Output all of the entries exactly as written.
----
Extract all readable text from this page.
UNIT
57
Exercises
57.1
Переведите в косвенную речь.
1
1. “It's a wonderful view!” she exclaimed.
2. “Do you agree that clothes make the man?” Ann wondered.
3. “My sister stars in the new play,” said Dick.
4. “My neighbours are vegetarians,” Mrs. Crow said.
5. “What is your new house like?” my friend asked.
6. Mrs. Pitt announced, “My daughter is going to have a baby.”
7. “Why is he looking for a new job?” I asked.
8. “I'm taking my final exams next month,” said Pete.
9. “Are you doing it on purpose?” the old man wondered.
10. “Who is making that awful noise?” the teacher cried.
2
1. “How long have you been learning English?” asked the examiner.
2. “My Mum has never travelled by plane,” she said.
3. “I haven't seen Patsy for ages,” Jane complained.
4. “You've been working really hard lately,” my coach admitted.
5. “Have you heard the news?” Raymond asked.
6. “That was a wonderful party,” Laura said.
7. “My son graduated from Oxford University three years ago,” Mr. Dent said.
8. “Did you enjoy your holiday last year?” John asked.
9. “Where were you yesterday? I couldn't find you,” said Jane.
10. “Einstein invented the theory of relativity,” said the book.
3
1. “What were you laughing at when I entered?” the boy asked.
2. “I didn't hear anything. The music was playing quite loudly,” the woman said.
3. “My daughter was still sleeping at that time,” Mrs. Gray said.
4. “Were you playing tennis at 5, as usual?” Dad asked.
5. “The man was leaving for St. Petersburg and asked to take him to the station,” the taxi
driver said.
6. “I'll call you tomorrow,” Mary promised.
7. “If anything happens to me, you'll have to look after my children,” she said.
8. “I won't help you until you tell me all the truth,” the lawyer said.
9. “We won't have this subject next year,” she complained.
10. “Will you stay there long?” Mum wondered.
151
----
_Full solution_:
Extract all readable text from this page.
UNIT
57
Exercises
57.1
Переведите в косвенную речь.
1
1. “It's a wonderful view!” she exclaimed.
2. “Do you agree that clothes make the man?” Ann wondered.
3. “My sister stars in the new play,” said Dick.
4. “My neighbours are vegetarians,” Mrs. Crow said.
5. “What is your new house like?” my friend asked.
6. Mrs. Pitt announced, “My daughter is going to have a baby.”
7. “Why is he looking for a new job?” I asked.
8. “I'm taking my final exams next month,” said Pete.
9. “Are you doing it on purpose?” the old man wondered.
10. “Who is making that awful noise?” the teacher cried.
2
1. “How long have you been learning English?” asked the examiner.
2. “My Mum has never travelled by plane,” she said.
3. “I haven't seen Patsy for ages,” Jane complained.
4. “You've been working really hard lately,” my coach admitted.
5. “Have you heard the news?” Raymond asked.
6. “That was a wonderful party,” Laura said.
7. “My son graduated from Oxford University three years ago,” Mr. Dent said.
8. “Did you enjoy your holiday last year?” John asked.
9. “Where were you yesterday? I couldn't find you,” said Jane.
10. “Einstein invented the theory of relativity,” said the book.
3
1. “What were you laughing at when I entered?” the boy asked.
2. “I didn't hear anything. The music was playing quite loudly,” the woman said.
3. “My daughter was still sleeping at that time,” Mrs. Gray said.
4. “Were you playing tennis at 5, as usual?” Dad asked.
5. “The man was leaving for St. Petersburg and asked to take him to the station,” the taxi
driver said.
6. “I'll call you tomorrow,” Mary promised.
7. “If anything happens to me, you'll have to look after my children,” she said.
8. “I won't help you until you tell me all the truth,” the lawyer said.
9. “We won't have this subject next year,” she complained.
10. “Will you stay there long?” Mum wondered.
151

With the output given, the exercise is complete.